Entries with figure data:
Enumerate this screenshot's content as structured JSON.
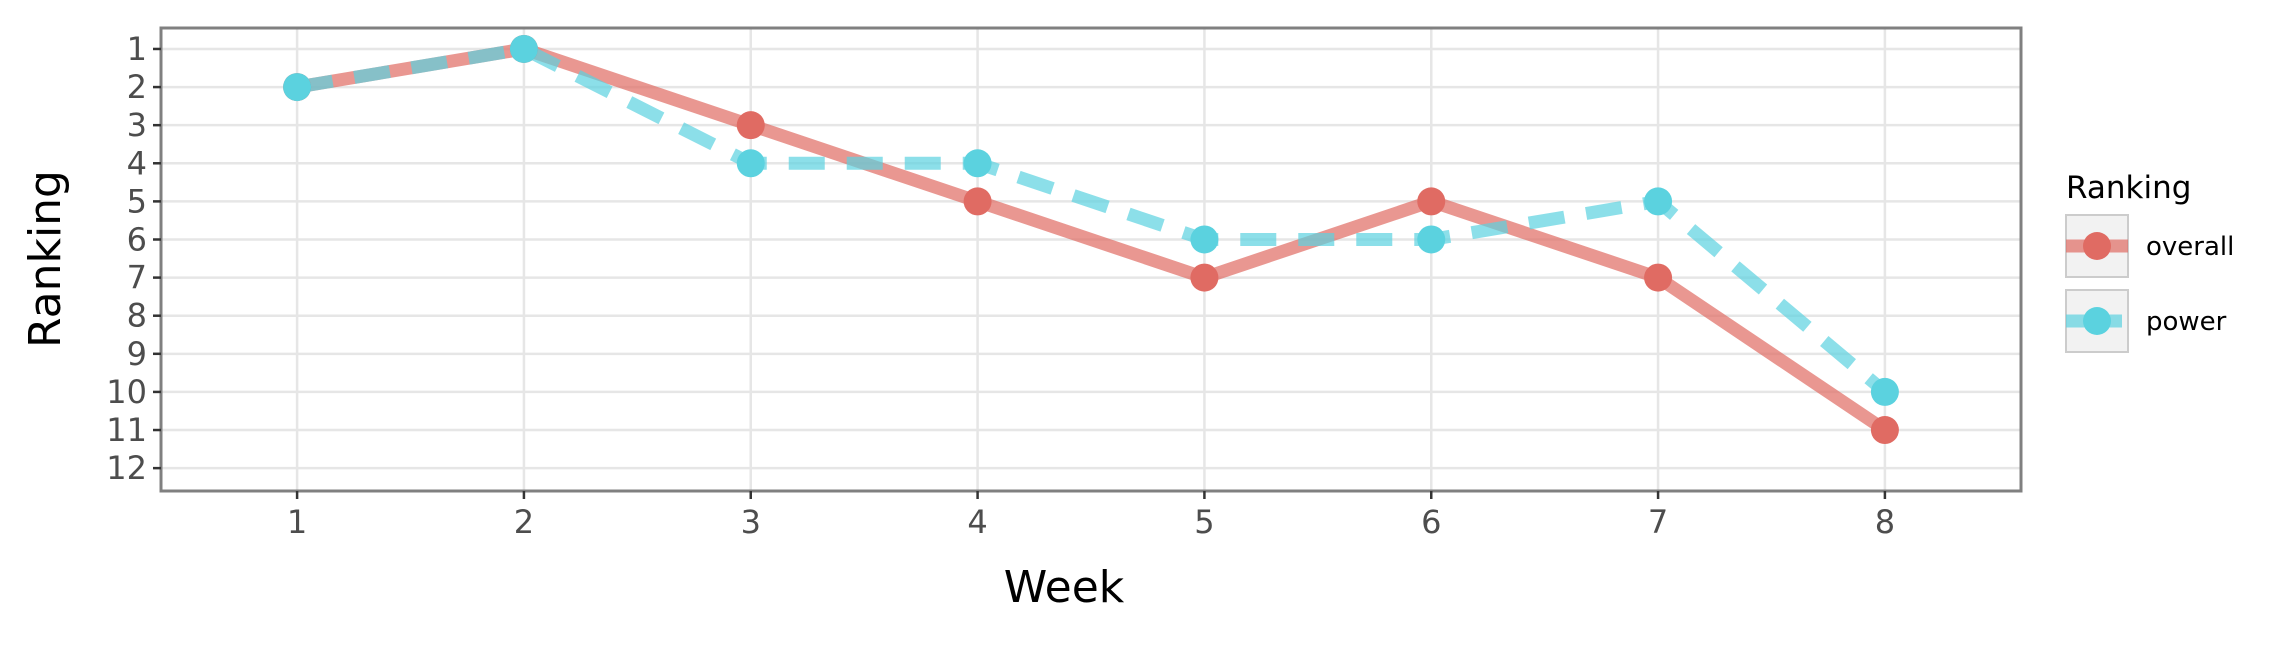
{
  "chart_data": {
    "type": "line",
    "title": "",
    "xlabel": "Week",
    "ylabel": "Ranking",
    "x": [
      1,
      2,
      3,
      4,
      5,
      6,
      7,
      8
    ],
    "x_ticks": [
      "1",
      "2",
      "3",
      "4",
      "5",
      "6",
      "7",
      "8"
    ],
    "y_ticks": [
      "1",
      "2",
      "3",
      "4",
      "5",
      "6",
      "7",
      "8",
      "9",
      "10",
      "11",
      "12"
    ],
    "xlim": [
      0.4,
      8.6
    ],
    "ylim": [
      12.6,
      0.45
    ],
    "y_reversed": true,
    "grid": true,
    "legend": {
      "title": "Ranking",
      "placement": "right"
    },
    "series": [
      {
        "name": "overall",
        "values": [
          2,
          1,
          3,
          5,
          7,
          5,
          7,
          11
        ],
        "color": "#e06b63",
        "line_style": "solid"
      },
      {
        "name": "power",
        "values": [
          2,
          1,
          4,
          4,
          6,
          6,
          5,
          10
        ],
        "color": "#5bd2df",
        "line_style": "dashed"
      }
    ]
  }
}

> [Objective]
Without including any pictures, output all the entries above exactly.

> [Response]
Enumerate this screenshot's content as structured JSON.
{
  "chart_data": {
    "type": "line",
    "title": "",
    "xlabel": "Week",
    "ylabel": "Ranking",
    "x": [
      1,
      2,
      3,
      4,
      5,
      6,
      7,
      8
    ],
    "x_ticks": [
      "1",
      "2",
      "3",
      "4",
      "5",
      "6",
      "7",
      "8"
    ],
    "y_ticks": [
      "1",
      "2",
      "3",
      "4",
      "5",
      "6",
      "7",
      "8",
      "9",
      "10",
      "11",
      "12"
    ],
    "xlim": [
      0.4,
      8.6
    ],
    "ylim": [
      12.6,
      0.45
    ],
    "y_reversed": true,
    "grid": true,
    "legend": {
      "title": "Ranking",
      "placement": "right"
    },
    "series": [
      {
        "name": "overall",
        "values": [
          2,
          1,
          3,
          5,
          7,
          5,
          7,
          11
        ],
        "color": "#e06b63",
        "line_style": "solid"
      },
      {
        "name": "power",
        "values": [
          2,
          1,
          4,
          4,
          6,
          6,
          5,
          10
        ],
        "color": "#5bd2df",
        "line_style": "dashed"
      }
    ]
  }
}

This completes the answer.